■ Data to use
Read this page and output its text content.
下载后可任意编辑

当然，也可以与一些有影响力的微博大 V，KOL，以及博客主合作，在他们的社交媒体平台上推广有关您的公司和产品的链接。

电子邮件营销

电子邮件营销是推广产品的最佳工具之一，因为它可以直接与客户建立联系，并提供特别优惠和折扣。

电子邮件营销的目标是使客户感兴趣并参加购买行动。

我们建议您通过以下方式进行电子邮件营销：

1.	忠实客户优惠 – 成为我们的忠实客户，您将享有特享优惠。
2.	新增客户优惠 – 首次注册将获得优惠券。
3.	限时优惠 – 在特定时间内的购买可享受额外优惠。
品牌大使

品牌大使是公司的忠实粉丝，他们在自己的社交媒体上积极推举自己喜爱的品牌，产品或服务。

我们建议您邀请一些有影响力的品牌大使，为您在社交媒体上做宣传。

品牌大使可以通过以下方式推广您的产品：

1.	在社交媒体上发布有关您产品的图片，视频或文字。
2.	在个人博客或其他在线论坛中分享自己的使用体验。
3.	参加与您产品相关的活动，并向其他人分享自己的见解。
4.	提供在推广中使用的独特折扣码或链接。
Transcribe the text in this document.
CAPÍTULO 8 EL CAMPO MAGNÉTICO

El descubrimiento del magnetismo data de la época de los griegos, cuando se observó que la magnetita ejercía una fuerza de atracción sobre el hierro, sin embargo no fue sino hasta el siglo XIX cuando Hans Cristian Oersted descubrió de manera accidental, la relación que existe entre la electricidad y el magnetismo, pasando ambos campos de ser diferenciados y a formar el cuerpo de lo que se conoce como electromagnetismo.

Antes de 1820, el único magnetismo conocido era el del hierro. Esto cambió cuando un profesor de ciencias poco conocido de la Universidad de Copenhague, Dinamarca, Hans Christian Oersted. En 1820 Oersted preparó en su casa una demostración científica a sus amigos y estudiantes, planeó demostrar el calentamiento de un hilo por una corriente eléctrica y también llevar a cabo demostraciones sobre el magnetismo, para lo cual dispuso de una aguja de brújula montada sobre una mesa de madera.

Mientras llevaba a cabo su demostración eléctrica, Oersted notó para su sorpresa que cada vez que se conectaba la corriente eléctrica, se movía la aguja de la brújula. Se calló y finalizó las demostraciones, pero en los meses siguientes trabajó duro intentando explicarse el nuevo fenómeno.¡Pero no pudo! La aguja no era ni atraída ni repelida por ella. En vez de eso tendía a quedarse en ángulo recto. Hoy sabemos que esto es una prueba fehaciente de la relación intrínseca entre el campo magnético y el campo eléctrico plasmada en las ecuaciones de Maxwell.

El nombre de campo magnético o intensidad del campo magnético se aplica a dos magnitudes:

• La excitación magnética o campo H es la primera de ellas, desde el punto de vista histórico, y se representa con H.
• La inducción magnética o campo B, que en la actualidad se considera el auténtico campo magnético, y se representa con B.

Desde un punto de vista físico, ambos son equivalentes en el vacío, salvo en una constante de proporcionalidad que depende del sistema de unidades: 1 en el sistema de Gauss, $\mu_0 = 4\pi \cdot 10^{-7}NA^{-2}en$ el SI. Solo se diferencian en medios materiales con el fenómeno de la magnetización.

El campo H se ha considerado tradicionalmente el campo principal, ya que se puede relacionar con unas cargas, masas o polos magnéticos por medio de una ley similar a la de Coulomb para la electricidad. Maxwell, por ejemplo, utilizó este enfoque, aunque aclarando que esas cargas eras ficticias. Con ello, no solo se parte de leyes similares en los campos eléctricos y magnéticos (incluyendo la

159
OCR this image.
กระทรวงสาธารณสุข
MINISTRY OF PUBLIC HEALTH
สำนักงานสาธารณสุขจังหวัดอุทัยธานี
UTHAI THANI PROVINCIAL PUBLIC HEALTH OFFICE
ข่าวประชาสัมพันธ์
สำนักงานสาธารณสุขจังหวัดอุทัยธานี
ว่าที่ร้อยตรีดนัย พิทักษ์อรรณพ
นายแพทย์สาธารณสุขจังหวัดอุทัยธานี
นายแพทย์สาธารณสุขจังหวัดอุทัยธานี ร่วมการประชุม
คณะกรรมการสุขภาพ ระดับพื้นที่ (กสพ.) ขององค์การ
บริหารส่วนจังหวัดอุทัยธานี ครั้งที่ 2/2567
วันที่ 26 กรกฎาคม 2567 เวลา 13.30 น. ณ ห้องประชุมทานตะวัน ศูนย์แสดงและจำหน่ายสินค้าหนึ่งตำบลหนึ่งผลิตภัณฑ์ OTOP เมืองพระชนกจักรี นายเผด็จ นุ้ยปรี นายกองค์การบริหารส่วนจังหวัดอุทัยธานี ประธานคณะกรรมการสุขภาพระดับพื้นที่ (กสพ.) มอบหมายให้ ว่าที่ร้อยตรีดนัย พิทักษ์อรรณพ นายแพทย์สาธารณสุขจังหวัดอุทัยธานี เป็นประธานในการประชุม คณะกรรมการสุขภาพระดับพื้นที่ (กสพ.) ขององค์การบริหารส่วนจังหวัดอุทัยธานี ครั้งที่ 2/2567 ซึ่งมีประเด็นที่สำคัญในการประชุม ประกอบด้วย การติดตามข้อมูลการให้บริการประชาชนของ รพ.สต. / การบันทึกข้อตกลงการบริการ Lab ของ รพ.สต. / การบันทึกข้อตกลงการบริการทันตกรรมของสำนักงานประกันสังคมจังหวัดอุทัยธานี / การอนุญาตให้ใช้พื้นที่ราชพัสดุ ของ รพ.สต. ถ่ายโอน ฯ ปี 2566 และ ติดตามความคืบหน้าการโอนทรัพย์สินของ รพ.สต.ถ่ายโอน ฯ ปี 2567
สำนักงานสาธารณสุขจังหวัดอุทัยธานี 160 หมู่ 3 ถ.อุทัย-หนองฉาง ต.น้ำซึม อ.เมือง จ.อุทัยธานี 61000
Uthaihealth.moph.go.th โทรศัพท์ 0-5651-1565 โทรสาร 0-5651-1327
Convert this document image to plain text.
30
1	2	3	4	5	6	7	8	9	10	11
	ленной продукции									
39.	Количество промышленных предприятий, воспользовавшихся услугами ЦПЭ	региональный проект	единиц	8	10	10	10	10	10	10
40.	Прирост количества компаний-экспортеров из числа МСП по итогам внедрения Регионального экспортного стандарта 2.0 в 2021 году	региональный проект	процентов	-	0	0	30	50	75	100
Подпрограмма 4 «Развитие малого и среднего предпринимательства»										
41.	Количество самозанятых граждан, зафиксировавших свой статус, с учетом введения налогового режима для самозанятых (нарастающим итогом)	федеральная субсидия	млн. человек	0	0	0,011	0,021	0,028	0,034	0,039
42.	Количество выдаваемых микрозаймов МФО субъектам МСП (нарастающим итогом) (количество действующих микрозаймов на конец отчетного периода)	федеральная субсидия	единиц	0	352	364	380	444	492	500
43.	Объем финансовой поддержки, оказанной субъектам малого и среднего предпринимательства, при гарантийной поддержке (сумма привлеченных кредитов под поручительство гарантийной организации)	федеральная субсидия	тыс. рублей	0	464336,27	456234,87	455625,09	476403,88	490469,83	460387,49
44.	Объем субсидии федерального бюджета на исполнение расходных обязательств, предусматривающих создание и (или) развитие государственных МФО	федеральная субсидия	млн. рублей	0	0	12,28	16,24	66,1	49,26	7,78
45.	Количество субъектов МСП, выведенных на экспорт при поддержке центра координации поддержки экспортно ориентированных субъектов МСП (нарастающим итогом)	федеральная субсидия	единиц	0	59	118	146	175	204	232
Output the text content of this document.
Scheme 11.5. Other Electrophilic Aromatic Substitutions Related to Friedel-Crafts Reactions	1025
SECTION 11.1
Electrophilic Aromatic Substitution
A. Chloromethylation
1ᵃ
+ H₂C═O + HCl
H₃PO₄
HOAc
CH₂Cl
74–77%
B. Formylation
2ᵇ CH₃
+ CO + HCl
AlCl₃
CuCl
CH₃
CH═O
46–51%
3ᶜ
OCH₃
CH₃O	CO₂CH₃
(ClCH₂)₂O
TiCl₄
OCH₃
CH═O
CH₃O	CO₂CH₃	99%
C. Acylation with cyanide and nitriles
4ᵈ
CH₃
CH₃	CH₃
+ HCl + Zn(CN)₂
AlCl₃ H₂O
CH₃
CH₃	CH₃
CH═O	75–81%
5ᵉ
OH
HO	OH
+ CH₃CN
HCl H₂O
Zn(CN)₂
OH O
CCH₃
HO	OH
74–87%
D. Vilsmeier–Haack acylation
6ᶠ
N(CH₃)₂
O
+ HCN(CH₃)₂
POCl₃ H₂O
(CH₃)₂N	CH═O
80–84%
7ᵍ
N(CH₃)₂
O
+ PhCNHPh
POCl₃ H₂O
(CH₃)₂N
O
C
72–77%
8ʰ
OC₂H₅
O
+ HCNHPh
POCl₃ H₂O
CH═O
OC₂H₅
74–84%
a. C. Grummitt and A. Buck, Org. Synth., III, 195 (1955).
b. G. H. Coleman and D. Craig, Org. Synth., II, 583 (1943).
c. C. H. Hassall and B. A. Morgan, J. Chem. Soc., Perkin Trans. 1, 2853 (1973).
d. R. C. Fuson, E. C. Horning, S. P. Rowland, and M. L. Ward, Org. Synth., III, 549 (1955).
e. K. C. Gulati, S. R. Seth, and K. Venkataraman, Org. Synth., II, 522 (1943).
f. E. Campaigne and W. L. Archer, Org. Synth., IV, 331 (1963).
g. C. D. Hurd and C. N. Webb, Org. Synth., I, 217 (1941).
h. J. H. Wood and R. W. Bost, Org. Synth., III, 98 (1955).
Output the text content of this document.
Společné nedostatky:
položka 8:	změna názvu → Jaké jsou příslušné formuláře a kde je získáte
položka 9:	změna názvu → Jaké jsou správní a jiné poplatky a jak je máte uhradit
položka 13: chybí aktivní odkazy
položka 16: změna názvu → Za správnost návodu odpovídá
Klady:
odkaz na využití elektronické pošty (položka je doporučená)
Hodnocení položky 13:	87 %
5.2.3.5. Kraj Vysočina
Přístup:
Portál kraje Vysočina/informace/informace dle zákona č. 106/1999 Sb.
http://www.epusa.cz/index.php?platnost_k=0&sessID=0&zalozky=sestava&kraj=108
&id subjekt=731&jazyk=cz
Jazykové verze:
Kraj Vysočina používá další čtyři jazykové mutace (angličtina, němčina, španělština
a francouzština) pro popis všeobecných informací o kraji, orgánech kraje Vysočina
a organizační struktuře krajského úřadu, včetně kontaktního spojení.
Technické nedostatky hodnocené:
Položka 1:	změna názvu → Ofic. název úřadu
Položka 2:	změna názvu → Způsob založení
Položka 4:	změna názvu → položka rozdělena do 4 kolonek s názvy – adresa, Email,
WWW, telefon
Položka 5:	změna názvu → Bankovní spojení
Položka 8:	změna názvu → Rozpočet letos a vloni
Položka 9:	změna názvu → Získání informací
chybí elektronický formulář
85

■ Given instruction
Show every line of the records above that contains the word "คณะกรรมการส".

■ Answer to the exercise
คณะกรรมการสุขภาพ ระดับพื้นที่ (กสพ.) ขององค์การ
วันที่ 26 กรกฎาคม 2567 เวลา 13.30 น. ณ ห้องประชุมทานตะวัน ศูนย์แสดงและจำหน่ายสินค้าหนึ่งตำบลหนึ่งผลิตภัณฑ์ OTOP เมืองพระชนกจักรี นายเผด็จ นุ้ยปรี นายกองค์การบริหารส่วนจังหวัดอุทัยธานี ประธานคณะกรรมการสุขภาพระดับพื้นที่ (กสพ.) มอบหมายให้ ว่าที่ร้อยตรีดนัย พิทักษ์อรรณพ นายแพทย์สาธารณสุขจังหวัดอุทัยธานี เป็นประธานในการประชุม คณะกรรมการสุขภาพระดับพื้นที่ (กสพ.) ขององค์การบริหารส่วนจังหวัดอุทัยธานี ครั้งที่ 2/2567 ซึ่งมีประเด็นที่สำคัญในการประชุม ประกอบด้วย การติดตามข้อมูลการให้บริการประชาชนของ รพ.สต. / การบันทึกข้อตกลงการบริการ Lab ของ รพ.สต. / การบันทึกข้อตกลงการบริการทันตกรรมของสำนักงานประกันสังคมจังหวัดอุทัยธานี / การอนุญาตให้ใช้พื้นที่ราชพัสดุ ของ รพ.สต. ถ่ายโอน ฯ ปี 2566 และ ติดตามความคืบหน้าการโอนทรัพย์สินของ รพ.สต.ถ่ายโอน ฯ ปี 2567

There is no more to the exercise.